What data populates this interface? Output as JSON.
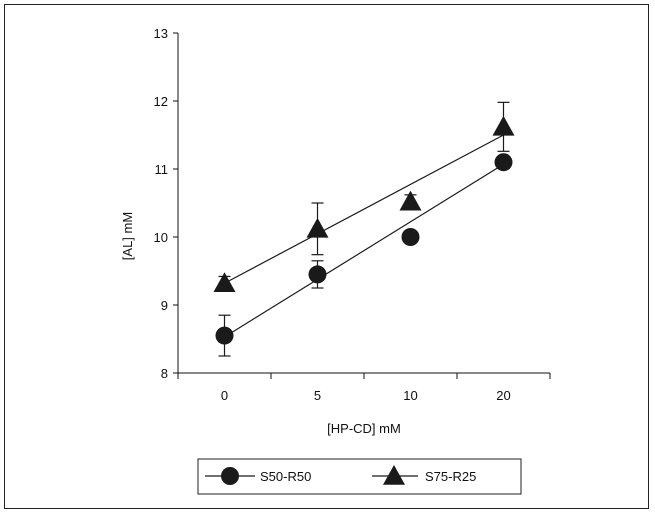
{
  "chart_data": {
    "type": "scatter",
    "categories": [
      "0",
      "5",
      "10",
      "20"
    ],
    "xlabel": "[HP-CD] mM",
    "ylabel": "[AL] mM",
    "ylim": [
      8,
      13
    ],
    "yticks": [
      8,
      9,
      10,
      11,
      12,
      13
    ],
    "grid": false,
    "legend_position": "bottom-center",
    "series": [
      {
        "name": "S50-R50",
        "marker": "circle",
        "values": [
          8.55,
          9.45,
          10.0,
          11.1
        ],
        "errors": [
          0.3,
          0.2,
          0.05,
          0.05
        ],
        "trend": [
          8.53,
          11.07
        ]
      },
      {
        "name": "S75-R25",
        "marker": "triangle",
        "values": [
          9.32,
          10.12,
          10.52,
          11.62
        ],
        "errors": [
          0.1,
          0.38,
          0.1,
          0.36
        ],
        "trend": [
          9.32,
          11.5
        ]
      }
    ],
    "colors": {
      "marker": "#1a1a1a",
      "line": "#1a1a1a"
    }
  }
}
══════════════════════════════
» DIRECTIONS FOR THIS TASK:
Leave out the pictures and restate everything else word for word.

» TASK ANSWER:
What data populates this interface? Output as JSON.
{
  "chart_data": {
    "type": "scatter",
    "categories": [
      "0",
      "5",
      "10",
      "20"
    ],
    "xlabel": "[HP-CD] mM",
    "ylabel": "[AL] mM",
    "ylim": [
      8,
      13
    ],
    "yticks": [
      8,
      9,
      10,
      11,
      12,
      13
    ],
    "grid": false,
    "legend_position": "bottom-center",
    "series": [
      {
        "name": "S50-R50",
        "marker": "circle",
        "values": [
          8.55,
          9.45,
          10.0,
          11.1
        ],
        "errors": [
          0.3,
          0.2,
          0.05,
          0.05
        ],
        "trend": [
          8.53,
          11.07
        ]
      },
      {
        "name": "S75-R25",
        "marker": "triangle",
        "values": [
          9.32,
          10.12,
          10.52,
          11.62
        ],
        "errors": [
          0.1,
          0.38,
          0.1,
          0.36
        ],
        "trend": [
          9.32,
          11.5
        ]
      }
    ],
    "colors": {
      "marker": "#1a1a1a",
      "line": "#1a1a1a"
    }
  }
}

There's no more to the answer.